WHAT TO DO:
**a)** Answer these questions using the passage about the December 2021 AWS outage below.
(i) In which AWS region did the outage occur?
(ii) What were Amazon delivery drivers unable to do during the outage?
(iii) What mechanism does the Kinesis front-end use to distribute workloads to its back-end cluster?
**b)** Reproduce the passage about the December 2021 AWS outage verbatim, from "- While dozens" up to and including "of Kinesis servers.".

GIVEN PASSAGE:
Early December 2021 customers all over the country began experiencing outages to Disney+, Venmo and Amazon services.
This was especially concerning for Amazon. The outage left Amazon delivery drivers unable to access their routes to deliver packages. Amazon warehouses were also left unable to process orders for several hours until the issue was resolved.
Often when we see outages like this, we fear the worst. A ransomware attack can often be behind outages like this. This was not the case this time thankfully, as we all take a big breath of relief, but it leaves the question, how were all these separate services affected all at the same time?
Amazon Web Services (aka AWS) is a cloud-based service that companies all over the world use to build private networks for their businesses. Large business services that we use daily such as Netflix, LinkedIn, Facebook, Twitch, and many more use the AWS cloud service. This leads us to a few weeks ago when many of these services, including Amazon, were suddenly in the dark.
- While dozens of AWS services were affected, AWS says the outage occurred in its Northern Virginia, US-East-1, region. It happened after a “small addition of capacity” to its front-end fleet of Kinesis servers.
Kinesis is used by developers, as well as other AWS services like CloudWatch and Cognito authentication, to capture data, video streams, and run them through AWS machine-learning platforms.
The Kinesis service’s front-end handles authentication, throttling, and distributes workloads to its back end “workhorse” cluster via a database mechanism called sharding.

DATASET ROWS:
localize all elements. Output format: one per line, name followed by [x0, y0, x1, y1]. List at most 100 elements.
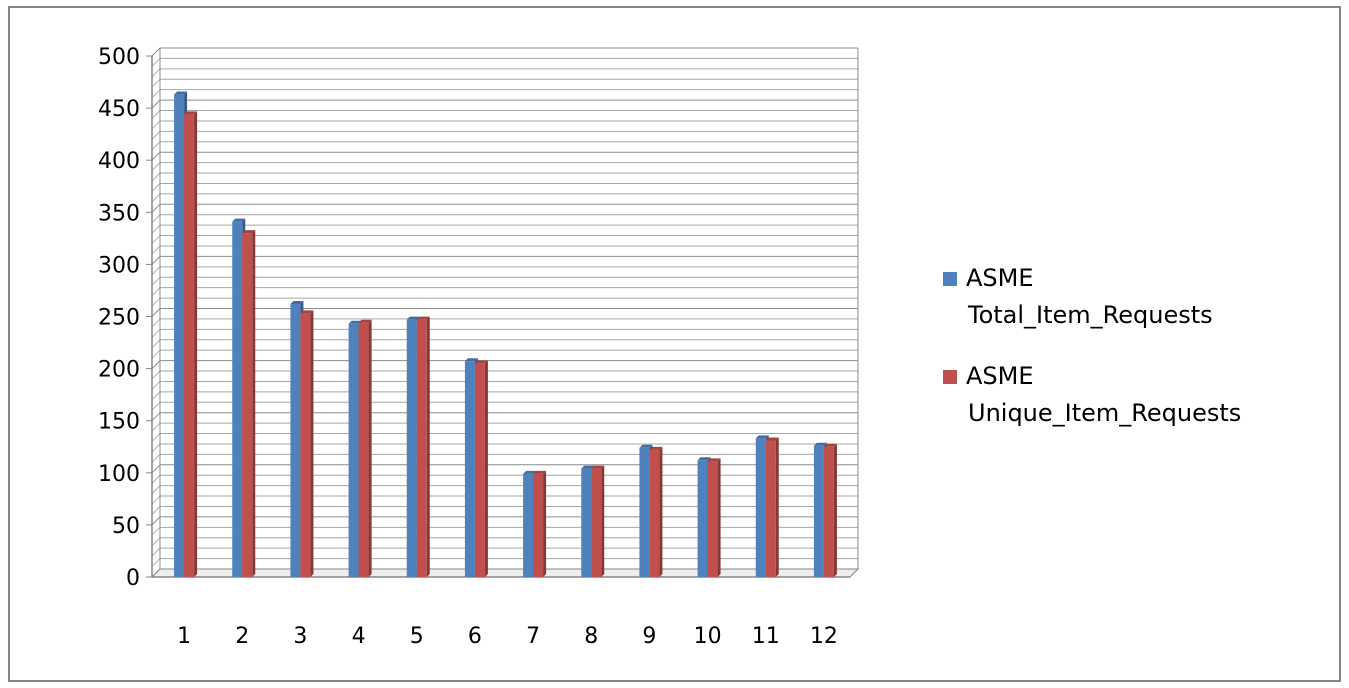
side-wall-gridline [151, 547, 161, 557]
side-wall-gridline [151, 308, 161, 317]
bar-side [426, 316, 430, 577]
side-wall-gridline [151, 245, 161, 255]
bar-front [639, 447, 650, 577]
side-wall-gridline [151, 141, 161, 151]
side-wall-gridline [151, 318, 161, 328]
bar-top [697, 457, 711, 461]
bar-front [348, 323, 359, 577]
side-wall-gridline [151, 506, 161, 515]
x-tick-label: 9 [642, 624, 656, 649]
plot-area [152, 48, 858, 577]
bar-top [348, 320, 362, 324]
y-tick-label: 150 [98, 410, 140, 435]
bar-top [174, 91, 188, 95]
side-wall-gridline [151, 89, 161, 99]
side-wall-gridline [151, 172, 161, 182]
bar-top [581, 465, 595, 469]
bar-side [252, 230, 256, 577]
bar-side [194, 111, 198, 578]
bar-side [601, 465, 605, 577]
y-tick-label: 200 [98, 358, 140, 383]
bar [474, 360, 488, 577]
side-wall-gridline [151, 58, 161, 67]
bar-front [707, 461, 718, 577]
side-wall-gridline [151, 360, 161, 369]
bar-front [358, 322, 369, 577]
bar-side [775, 437, 779, 577]
side-wall-gridline [151, 328, 161, 338]
side-wall-gridline [151, 443, 161, 453]
bar [358, 319, 372, 577]
bar [765, 437, 779, 577]
bar-front [823, 446, 834, 577]
y-tick-label: 250 [98, 306, 140, 331]
side-wall-gridline [151, 381, 161, 390]
bar-front [464, 361, 475, 577]
bar-side [833, 443, 837, 577]
bar-top [533, 470, 547, 474]
bar-front [416, 319, 427, 577]
legend: ASME Total_Item_Requests ASME Unique_Item_R… [943, 264, 1241, 427]
side-wall-gridline [151, 131, 161, 140]
bar-front [533, 473, 544, 577]
bar-top [416, 316, 430, 320]
side-wall-gridline [151, 339, 161, 349]
bar-top [300, 310, 314, 314]
bar-side [484, 360, 488, 577]
side-wall-gridline [151, 235, 161, 244]
bar-side [310, 310, 314, 577]
side-wall-gridline [151, 495, 161, 505]
side-wall-gridline [151, 516, 161, 526]
side-wall-gridline [151, 266, 161, 276]
bar-top [474, 360, 488, 364]
side-wall-gridline [151, 349, 161, 359]
bar-top [823, 443, 837, 447]
bar-front [300, 313, 311, 577]
y-tick-label: 0 [126, 566, 140, 591]
bar-front [232, 221, 243, 578]
x-tick-label: 12 [810, 624, 838, 649]
bar [707, 458, 721, 577]
side-wall-gridline [151, 422, 161, 432]
bar-front [581, 468, 592, 577]
side-wall-gridline [151, 110, 161, 119]
y-tick-label: 350 [98, 201, 140, 226]
side-wall-gridline [151, 433, 161, 442]
y-tick-label: 400 [98, 149, 140, 174]
x-tick-label: 5 [410, 624, 424, 649]
side-wall-gridline [151, 276, 161, 286]
bar-top [358, 319, 372, 323]
bar-top [523, 470, 537, 474]
legend-label: Unique_Item_Requests [968, 399, 1241, 427]
legend-label: Total_Item_Requests [967, 301, 1213, 329]
bar-top [765, 437, 779, 441]
bar [184, 111, 198, 578]
y-tick-label: 300 [98, 253, 140, 278]
bars [174, 91, 837, 578]
side-wall-gridline [151, 47, 161, 57]
y-tick-label: 500 [98, 45, 140, 70]
legend-swatch [943, 370, 957, 384]
side-wall-gridline [151, 214, 161, 224]
bar [300, 310, 314, 577]
floor [150, 568, 860, 578]
bar-front [174, 94, 185, 577]
bar [242, 230, 256, 577]
y-tick-label: 450 [98, 97, 140, 122]
bar-front [697, 460, 708, 577]
x-axis-labels: 1 2 3 4 5 6 7 8 9 10 11 12 [177, 624, 838, 649]
bar-side [368, 319, 372, 577]
bar-front [290, 303, 301, 577]
bar [649, 446, 663, 577]
y-tick-label: 100 [98, 462, 140, 487]
side-wall-gridline [151, 485, 161, 494]
bar-top [464, 358, 478, 362]
bar-front [591, 468, 602, 577]
side-wall-gridline [151, 224, 161, 234]
bar [416, 316, 430, 577]
bar-top [184, 111, 198, 115]
bar-side [543, 470, 547, 577]
x-tick-label: 3 [293, 624, 307, 649]
bar-front [184, 114, 195, 578]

TASK RESULTS:
**a)**
(i) The Northern Virginia, US-East-1, region.
(ii) They were unable to access their routes to deliver packages.
(iii) A database mechanism called sharding.

**b)**
- While dozens of AWS services were affected, AWS says the outage occurred in its Northern Virginia, US-East-1, region. It happened after a “small addition of capacity” to its front-end fleet of Kinesis servers.